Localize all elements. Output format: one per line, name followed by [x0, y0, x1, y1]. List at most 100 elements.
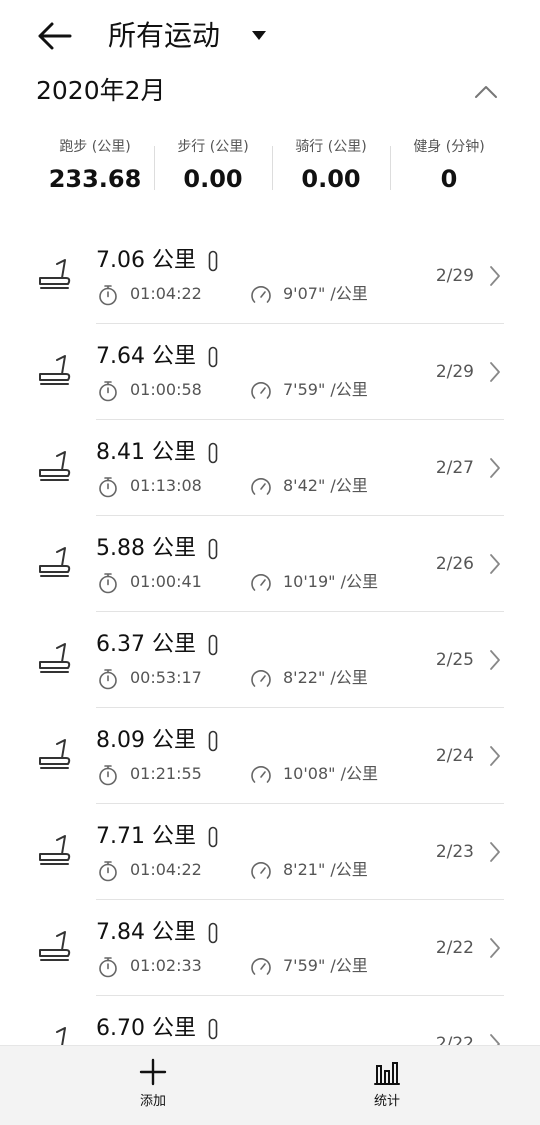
stopwatch-icon [98, 476, 118, 498]
stopwatch-icon [98, 764, 118, 786]
band-icon [208, 346, 218, 368]
record-pace: 9'07" /公里 [283, 284, 368, 303]
speedometer-icon [250, 284, 272, 306]
chevron-right-icon[interactable] [488, 456, 502, 480]
record-row[interactable]: 8.41 公里 01:13:08 8'42" /公里 2/27 [0, 420, 540, 516]
record-date: 2/22 [435, 938, 474, 958]
band-icon [208, 538, 218, 560]
chevron-right-icon[interactable] [488, 744, 502, 768]
stat-fitness: 健身 (分钟) 0 [390, 136, 508, 196]
band-icon [208, 634, 218, 656]
stopwatch-icon [98, 956, 118, 978]
summary-stats: 跑步 (公里) 233.68 步行 (公里) 0.00 骑行 (公里) 0.00… [0, 136, 540, 202]
speedometer-icon [250, 956, 272, 978]
treadmill-icon [36, 1022, 72, 1046]
treadmill-icon [36, 926, 72, 964]
record-row[interactable]: 6.37 公里 00:53:17 8'22" /公里 2/25 [0, 612, 540, 708]
record-row[interactable]: 6.70 公里 2/22 [0, 996, 540, 1046]
record-date: 2/24 [435, 746, 474, 766]
record-pace: 8'22" /公里 [283, 668, 368, 687]
plus-icon [139, 1058, 167, 1086]
record-distance: 8.41 公里 [96, 440, 196, 465]
record-row[interactable]: 7.71 公里 01:04:22 8'21" /公里 2/23 [0, 804, 540, 900]
stat-value: 0.00 [183, 165, 243, 193]
chevron-right-icon[interactable] [488, 840, 502, 864]
stat-label: 骑行 (公里) [295, 139, 367, 155]
treadmill-icon [36, 446, 72, 484]
page-title[interactable]: 所有运动 [108, 16, 220, 56]
speedometer-icon [250, 764, 272, 786]
stat-running: 跑步 (公里) 233.68 [36, 136, 154, 196]
chevron-up-icon[interactable] [472, 78, 500, 106]
chevron-right-icon[interactable] [488, 1032, 502, 1046]
stopwatch-icon [98, 860, 118, 882]
header: 所有运动 [0, 0, 540, 70]
stat-cycling: 骑行 (公里) 0.00 [272, 136, 390, 196]
record-date: 2/27 [435, 458, 474, 478]
band-icon [208, 826, 218, 848]
record-distance: 5.88 公里 [96, 536, 196, 561]
record-distance: 7.84 公里 [96, 920, 196, 945]
treadmill-icon [36, 830, 72, 868]
record-distance: 6.37 公里 [96, 632, 196, 657]
band-icon [208, 730, 218, 752]
record-list[interactable]: 7.06 公里 01:04:22 9'07" /公里 2/29 7.64 公里 … [0, 228, 540, 1046]
chevron-right-icon[interactable] [488, 936, 502, 960]
stopwatch-icon [98, 284, 118, 306]
record-row[interactable]: 7.64 公里 01:00:58 7'59" /公里 2/29 [0, 324, 540, 420]
chevron-right-icon[interactable] [488, 648, 502, 672]
chevron-right-icon[interactable] [488, 552, 502, 576]
activity-page: 所有运动 2020年2月 跑步 (公里) 233.68 步行 (公里) 0.00… [0, 0, 540, 1125]
record-pace: 8'21" /公里 [283, 860, 368, 879]
record-pace: 7'59" /公里 [283, 956, 368, 975]
stats-button[interactable]: 统计 [347, 1056, 427, 1120]
stopwatch-icon [98, 380, 118, 402]
record-duration: 01:02:33 [130, 956, 202, 975]
stat-label: 健身 (分钟) [413, 139, 485, 155]
bar-chart-icon [374, 1062, 400, 1085]
record-row[interactable]: 5.88 公里 01:00:41 10'19" /公里 2/26 [0, 516, 540, 612]
band-icon [208, 442, 218, 464]
record-pace: 10'08" /公里 [283, 764, 378, 783]
record-date: 2/29 [435, 362, 474, 382]
speedometer-icon [250, 668, 272, 690]
stat-value: 0.00 [301, 165, 361, 193]
record-distance: 8.09 公里 [96, 728, 196, 753]
record-duration: 01:13:08 [130, 476, 202, 495]
record-duration: 01:00:58 [130, 380, 202, 399]
record-date: 2/22 [435, 1034, 474, 1046]
stat-label: 跑步 (公里) [59, 139, 131, 155]
speedometer-icon [250, 572, 272, 594]
treadmill-icon [36, 638, 72, 676]
triangle-down-icon[interactable] [248, 26, 270, 46]
back-arrow-icon[interactable] [34, 16, 74, 56]
chevron-right-icon[interactable] [488, 360, 502, 384]
treadmill-icon [36, 350, 72, 388]
record-duration: 01:21:55 [130, 764, 202, 783]
treadmill-icon [36, 542, 72, 580]
record-pace: 7'59" /公里 [283, 380, 368, 399]
record-date: 2/26 [435, 554, 474, 574]
record-distance: 7.06 公里 [96, 248, 196, 273]
treadmill-icon [36, 254, 72, 292]
bottom-bar: 添加 统计 [0, 1045, 540, 1125]
stat-walking: 步行 (公里) 0.00 [154, 136, 272, 196]
record-duration: 00:53:17 [130, 668, 202, 687]
record-row[interactable]: 7.06 公里 01:04:22 9'07" /公里 2/29 [0, 228, 540, 324]
record-row[interactable]: 8.09 公里 01:21:55 10'08" /公里 2/24 [0, 708, 540, 804]
add-button[interactable]: 添加 [113, 1056, 193, 1120]
stopwatch-icon [98, 668, 118, 690]
stopwatch-icon [98, 572, 118, 594]
band-icon [208, 1018, 218, 1040]
record-duration: 01:04:22 [130, 284, 202, 303]
stat-value: 233.68 [48, 165, 142, 193]
chevron-right-icon[interactable] [488, 264, 502, 288]
speedometer-icon [250, 476, 272, 498]
stat-value: 0 [440, 165, 458, 193]
record-row[interactable]: 7.84 公里 01:02:33 7'59" /公里 2/22 [0, 900, 540, 996]
record-date: 2/23 [435, 842, 474, 862]
treadmill-icon [36, 734, 72, 772]
record-distance: 7.64 公里 [96, 344, 196, 369]
record-duration: 01:04:22 [130, 860, 202, 879]
record-date: 2/25 [435, 650, 474, 670]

────────────────

### Stated exercise
Recast every line of the material above as a Markdown table with the columns Row and Material line, skipping blank lines. Leave the pictures out of the table.

### Answer to this task
| Row | Material line |
|---|---|
| 1 | Localize all elements. Output format: one per line, name followed by [x0, y0, x1, y1]. List at most 100 elements. |
| 2 | stopwatch-icon [98, 476, 118, 498] |
| 3 | stopwatch-icon [98, 764, 118, 786] |
| 4 | band-icon [208, 346, 218, 368] |
| 5 | record-pace: 9'07" /公里 [283, 284, 368, 303] |
| 6 | speedometer-icon [250, 284, 272, 306] |
| 7 | chevron-right-icon[interactable] [488, 456, 502, 480] |
| 8 | record-row[interactable]: 8.41 公里 01:13:08 8'42" /公里 2/27 [0, 420, 540, 516] |
| 9 | record-date: 2/22 [435, 938, 474, 958] |
| 10 | band-icon [208, 538, 218, 560] |
| 11 | chevron-right-icon[interactable] [488, 744, 502, 768] |
| 12 | stat-fitness: 健身 (分钟) 0 [390, 136, 508, 196] |
| 13 | band-icon [208, 634, 218, 656] |
| 14 | stopwatch-icon [98, 956, 118, 978] |
| 15 | summary-stats: 跑步 (公里) 233.68 步行 (公里) 0.00 骑行 (公里) 0.00… [0, 136, 540, 202] |
| 16 | speedometer-icon [250, 956, 272, 978] |
| 17 | treadmill-icon [36, 1022, 72, 1046] |
| 18 | treadmill-icon [36, 926, 72, 964] |
| 19 | record-row[interactable]: 6.37 公里 00:53:17 8'22" /公里 2/25 [0, 612, 540, 708] |
| 20 | record-row[interactable]: 6.70 公里 2/22 [0, 996, 540, 1046] |
| 21 | record-date: 2/24 [435, 746, 474, 766] |
| 22 | record-pace: 8'22" /公里 [283, 668, 368, 687] |
| 23 | plus-icon [139, 1058, 167, 1086] |
| 24 | record-distance: 8.41 公里 [96, 440, 196, 465] |
| 25 | record-row[interactable]: 7.71 公里 01:04:22 8'21" /公里 2/23 [0, 804, 540, 900] |
| 26 | stat-value: 0.00 [183, 165, 243, 193] |
| 27 | chevron-right-icon[interactable] [488, 840, 502, 864] |
| 28 | stat-label: 骑行 (公里) [295, 139, 367, 155] |
| 29 | treadmill-icon [36, 446, 72, 484] |
| 30 | page-title[interactable]: 所有运动 [108, 16, 220, 56] |
| 31 | speedometer-icon [250, 764, 272, 786] |
| 32 | stat-running: 跑步 (公里) 233.68 [36, 136, 154, 196] |
| 33 | chevron-up-icon[interactable] [472, 78, 500, 106] |
| 34 | chevron-right-icon[interactable] [488, 1032, 502, 1046] |
| 35 | stopwatch-icon [98, 860, 118, 882] |
| 36 | header: 所有运动 [0, 0, 540, 70] |
| 37 | stat-cycling: 骑行 (公里) 0.00 [272, 136, 390, 196] |
| 38 | record-date: 2/27 [435, 458, 474, 478] |
| 39 | band-icon [208, 826, 218, 848] |
| 40 | record-distance: 5.88 公里 [96, 536, 196, 561] |
| 41 | record-distance: 7.84 公里 [96, 920, 196, 945] |
| 42 | treadmill-icon [36, 830, 72, 868] |
| 43 | record-distance: 6.37 公里 [96, 632, 196, 657] |
| 44 | band-icon [208, 730, 218, 752] |
| 45 | record-list[interactable]: 7.06 公里 01:04:22 9'07" /公里 2/29 7.64 公里 … [0, 228, 540, 1046] |
| 46 | chevron-right-icon[interactable] [488, 936, 502, 960] |
| 47 | stopwatch-icon [98, 284, 118, 306] |
| 48 | record-row[interactable]: 7.64 公里 01:00:58 7'59" /公里 2/29 [0, 324, 540, 420] |
| 49 | chevron-right-icon[interactable] [488, 648, 502, 672] |
| 50 | chevron-right-icon[interactable] [488, 552, 502, 576] |
| 51 | activity-page: 所有运动 2020年2月 跑步 (公里) 233.68 步行 (公里) 0.00… [0, 0, 540, 1125] |
| 52 | record-pace: 8'21" /公里 [283, 860, 368, 879] |
| 53 | record-pace: 7'59" /公里 [283, 956, 368, 975] |
| 54 | stats-button[interactable]: 统计 [347, 1056, 427, 1120] |
| 55 | stopwatch-icon [98, 380, 118, 402] |
| 56 | record-duration: 01:02:33 [130, 956, 202, 975] |
| 57 | stat-label: 健身 (分钟) [413, 139, 485, 155] |
| 58 | bar-chart-icon [374, 1062, 400, 1085] |
| 59 | record-row[interactable]: 5.88 公里 01:00:41 10'19" /公里 2/26 [0, 516, 540, 612] |
| 60 | band-icon [208, 442, 218, 464] |
| 61 | record-pace: 10'08" /公里 [283, 764, 378, 783] |
| 62 | record-date: 2/29 [435, 362, 474, 382] |
| 63 | speedometer-icon [250, 668, 272, 690] |
| 64 | stat-value: 0.00 [301, 165, 361, 193] |
| 65 | record-distance: 8.09 公里 [96, 728, 196, 753] |
| 66 | record-duration: 01:13:08 [130, 476, 202, 495] |
| 67 | record-duration: 01:00:58 [130, 380, 202, 399] |
| 68 | record-date: 2/22 [435, 1034, 474, 1046] |
| 69 | stat-label: 跑步 (公里) [59, 139, 131, 155] |
| 70 | speedometer-icon [250, 572, 272, 594] |
| 71 | treadmill-icon [36, 638, 72, 676] |
| 72 | triangle-down-icon[interactable] [248, 26, 270, 46] |
| 73 | back-arrow-icon[interactable] [34, 16, 74, 56] |
| 74 | chevron-right-icon[interactable] [488, 360, 502, 384] |
| 75 | treadmill-icon [36, 350, 72, 388] |
| 76 | record-duration: 01:21:55 [130, 764, 202, 783] |
| 77 | treadmill-icon [36, 542, 72, 580] |
| 78 | record-pace: 7'59" /公里 [283, 380, 368, 399] |
| 79 | record-date: 2/26 [435, 554, 474, 574] |
| 80 | record-distance: 7.06 公里 [96, 248, 196, 273] |
| 81 | treadmill-icon [36, 254, 72, 292] |
| 82 | bottom-bar: 添加 统计 [0, 1045, 540, 1125] |
| 83 | stat-walking: 步行 (公里) 0.00 [154, 136, 272, 196] |
| 84 | record-duration: 00:53:17 [130, 668, 202, 687] |
| 85 | record-row[interactable]: 7.06 公里 01:04:22 9'07" /公里 2/29 [0, 228, 540, 324] |
| 86 | record-row[interactable]: 8.09 公里 01:21:55 10'08" /公里 2/24 [0, 708, 540, 804] |
| 87 | add-button[interactable]: 添加 [113, 1056, 193, 1120] |
| 88 | stopwatch-icon [98, 668, 118, 690] |
| 89 | stopwatch-icon [98, 572, 118, 594] |
| 90 | band-icon [208, 1018, 218, 1040] |
| 91 | record-duration: 01:04:22 [130, 284, 202, 303] |
| 92 | stat-value: 233.68 [48, 165, 142, 193] |
| 93 | chevron-right-icon[interactable] [488, 264, 502, 288] |
| 94 | speedometer-icon [250, 476, 272, 498] |
| 95 | stat-value: 0 [440, 165, 458, 193] |
| 96 | record-row[interactable]: 7.84 公里 01:02:33 7'59" /公里 2/22 [0, 900, 540, 996] |
| 97 | record-date: 2/23 [435, 842, 474, 862] |
| 98 | treadmill-icon [36, 734, 72, 772] |
| 99 | record-distance: 7.64 公里 [96, 344, 196, 369] |
| 100 | record-duration: 01:04:22 [130, 860, 202, 879] |
| 101 | record-date: 2/25 [435, 650, 474, 670] |